Records that describe figures:
* * * * * * * * *

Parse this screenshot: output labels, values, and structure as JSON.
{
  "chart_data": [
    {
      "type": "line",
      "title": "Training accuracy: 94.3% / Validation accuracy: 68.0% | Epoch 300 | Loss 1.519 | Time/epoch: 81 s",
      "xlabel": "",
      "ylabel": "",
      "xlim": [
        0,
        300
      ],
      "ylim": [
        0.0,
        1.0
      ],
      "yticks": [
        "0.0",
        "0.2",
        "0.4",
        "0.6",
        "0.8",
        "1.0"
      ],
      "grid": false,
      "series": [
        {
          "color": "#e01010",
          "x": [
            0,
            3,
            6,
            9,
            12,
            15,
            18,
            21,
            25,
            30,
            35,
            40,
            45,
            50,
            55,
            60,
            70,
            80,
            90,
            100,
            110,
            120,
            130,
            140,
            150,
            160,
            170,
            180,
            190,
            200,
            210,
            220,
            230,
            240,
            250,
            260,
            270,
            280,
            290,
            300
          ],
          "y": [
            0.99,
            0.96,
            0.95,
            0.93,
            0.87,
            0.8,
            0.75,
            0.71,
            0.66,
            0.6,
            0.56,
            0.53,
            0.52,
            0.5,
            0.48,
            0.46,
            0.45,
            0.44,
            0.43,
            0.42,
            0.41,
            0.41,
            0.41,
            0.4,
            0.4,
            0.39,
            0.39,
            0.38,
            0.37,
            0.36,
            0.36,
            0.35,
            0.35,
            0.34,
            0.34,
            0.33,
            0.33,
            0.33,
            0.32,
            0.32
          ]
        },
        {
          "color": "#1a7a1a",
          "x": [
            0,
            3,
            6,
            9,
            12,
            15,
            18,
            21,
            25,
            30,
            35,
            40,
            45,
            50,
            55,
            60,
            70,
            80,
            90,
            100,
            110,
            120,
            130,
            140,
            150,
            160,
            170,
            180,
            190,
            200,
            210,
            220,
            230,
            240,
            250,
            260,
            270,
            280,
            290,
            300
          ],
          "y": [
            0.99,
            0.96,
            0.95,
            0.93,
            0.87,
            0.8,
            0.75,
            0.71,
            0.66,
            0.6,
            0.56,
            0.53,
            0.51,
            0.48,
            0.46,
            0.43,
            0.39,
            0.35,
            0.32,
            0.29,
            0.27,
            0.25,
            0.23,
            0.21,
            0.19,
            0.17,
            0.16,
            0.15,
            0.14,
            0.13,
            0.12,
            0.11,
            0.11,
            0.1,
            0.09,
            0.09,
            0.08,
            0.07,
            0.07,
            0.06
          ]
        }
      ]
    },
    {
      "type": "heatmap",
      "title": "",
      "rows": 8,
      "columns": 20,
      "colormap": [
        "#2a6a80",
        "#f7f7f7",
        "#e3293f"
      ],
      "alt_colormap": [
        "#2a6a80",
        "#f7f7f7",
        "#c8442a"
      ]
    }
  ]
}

* * * * * * * * *

## Exercise directions
For each line of the entries that includes "title", show that line.

## Correct answer
      "title": "Training accuracy: 94.3% / Validation accuracy: 68.0% | Epoch 300 | Loss 1.519 | Time/epoch: 81 s",
      "title": "",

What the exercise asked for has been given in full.